╭─ Record list
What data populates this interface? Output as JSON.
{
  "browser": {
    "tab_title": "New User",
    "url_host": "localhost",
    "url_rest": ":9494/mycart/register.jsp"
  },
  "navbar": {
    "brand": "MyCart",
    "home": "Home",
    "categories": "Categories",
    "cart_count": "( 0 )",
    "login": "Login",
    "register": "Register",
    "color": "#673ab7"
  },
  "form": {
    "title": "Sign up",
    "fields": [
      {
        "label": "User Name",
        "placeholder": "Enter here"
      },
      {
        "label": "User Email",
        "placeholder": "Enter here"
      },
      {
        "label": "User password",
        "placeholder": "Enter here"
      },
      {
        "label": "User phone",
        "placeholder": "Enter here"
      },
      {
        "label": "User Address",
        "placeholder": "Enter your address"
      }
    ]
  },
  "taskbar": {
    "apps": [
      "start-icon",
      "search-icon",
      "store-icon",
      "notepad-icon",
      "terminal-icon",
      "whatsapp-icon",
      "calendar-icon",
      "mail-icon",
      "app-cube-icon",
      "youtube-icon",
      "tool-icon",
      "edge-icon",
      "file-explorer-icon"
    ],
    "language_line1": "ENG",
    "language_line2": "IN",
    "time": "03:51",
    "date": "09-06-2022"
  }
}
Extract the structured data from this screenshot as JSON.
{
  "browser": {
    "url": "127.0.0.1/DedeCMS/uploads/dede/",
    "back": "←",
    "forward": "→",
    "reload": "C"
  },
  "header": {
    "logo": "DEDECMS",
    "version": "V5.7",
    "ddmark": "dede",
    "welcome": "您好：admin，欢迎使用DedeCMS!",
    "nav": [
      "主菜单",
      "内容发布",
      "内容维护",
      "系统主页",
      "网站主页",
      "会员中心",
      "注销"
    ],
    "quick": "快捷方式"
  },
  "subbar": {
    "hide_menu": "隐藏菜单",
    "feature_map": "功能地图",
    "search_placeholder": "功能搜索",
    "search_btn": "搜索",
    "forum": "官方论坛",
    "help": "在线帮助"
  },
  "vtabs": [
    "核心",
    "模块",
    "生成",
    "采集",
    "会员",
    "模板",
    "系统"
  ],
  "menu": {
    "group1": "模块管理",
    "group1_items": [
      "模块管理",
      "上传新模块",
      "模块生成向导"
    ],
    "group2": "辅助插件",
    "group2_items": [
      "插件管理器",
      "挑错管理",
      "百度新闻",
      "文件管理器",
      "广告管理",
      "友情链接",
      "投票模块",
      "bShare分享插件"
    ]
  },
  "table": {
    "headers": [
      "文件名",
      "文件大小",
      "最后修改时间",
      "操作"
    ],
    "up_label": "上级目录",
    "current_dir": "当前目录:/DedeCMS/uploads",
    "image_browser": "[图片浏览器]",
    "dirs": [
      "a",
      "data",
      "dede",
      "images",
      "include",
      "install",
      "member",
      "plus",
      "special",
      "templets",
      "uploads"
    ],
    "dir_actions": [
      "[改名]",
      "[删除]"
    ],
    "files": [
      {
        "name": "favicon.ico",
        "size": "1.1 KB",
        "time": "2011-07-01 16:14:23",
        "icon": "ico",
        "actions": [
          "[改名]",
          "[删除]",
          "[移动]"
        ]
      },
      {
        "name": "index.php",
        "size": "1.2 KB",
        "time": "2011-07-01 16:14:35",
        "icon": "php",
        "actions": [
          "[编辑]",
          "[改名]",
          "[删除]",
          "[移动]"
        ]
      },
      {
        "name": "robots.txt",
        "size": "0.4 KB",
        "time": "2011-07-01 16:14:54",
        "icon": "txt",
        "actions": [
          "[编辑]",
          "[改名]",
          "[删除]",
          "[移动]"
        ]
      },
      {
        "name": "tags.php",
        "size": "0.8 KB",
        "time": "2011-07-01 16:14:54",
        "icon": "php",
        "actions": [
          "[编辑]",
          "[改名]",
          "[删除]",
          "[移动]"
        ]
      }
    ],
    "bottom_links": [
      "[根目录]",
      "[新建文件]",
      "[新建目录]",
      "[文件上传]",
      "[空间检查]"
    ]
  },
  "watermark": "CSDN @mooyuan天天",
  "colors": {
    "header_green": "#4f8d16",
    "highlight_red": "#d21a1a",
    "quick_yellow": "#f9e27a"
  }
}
╰─
▶ _What to produce_
Go through the data above and find the lines with the word "User". Copy each of those lines.

▶ _Written answer_
    "tab_title": "New User",
        "label": "User Name",
        "label": "User Email",
        "label": "User password",
        "label": "User phone",
        "label": "User Address",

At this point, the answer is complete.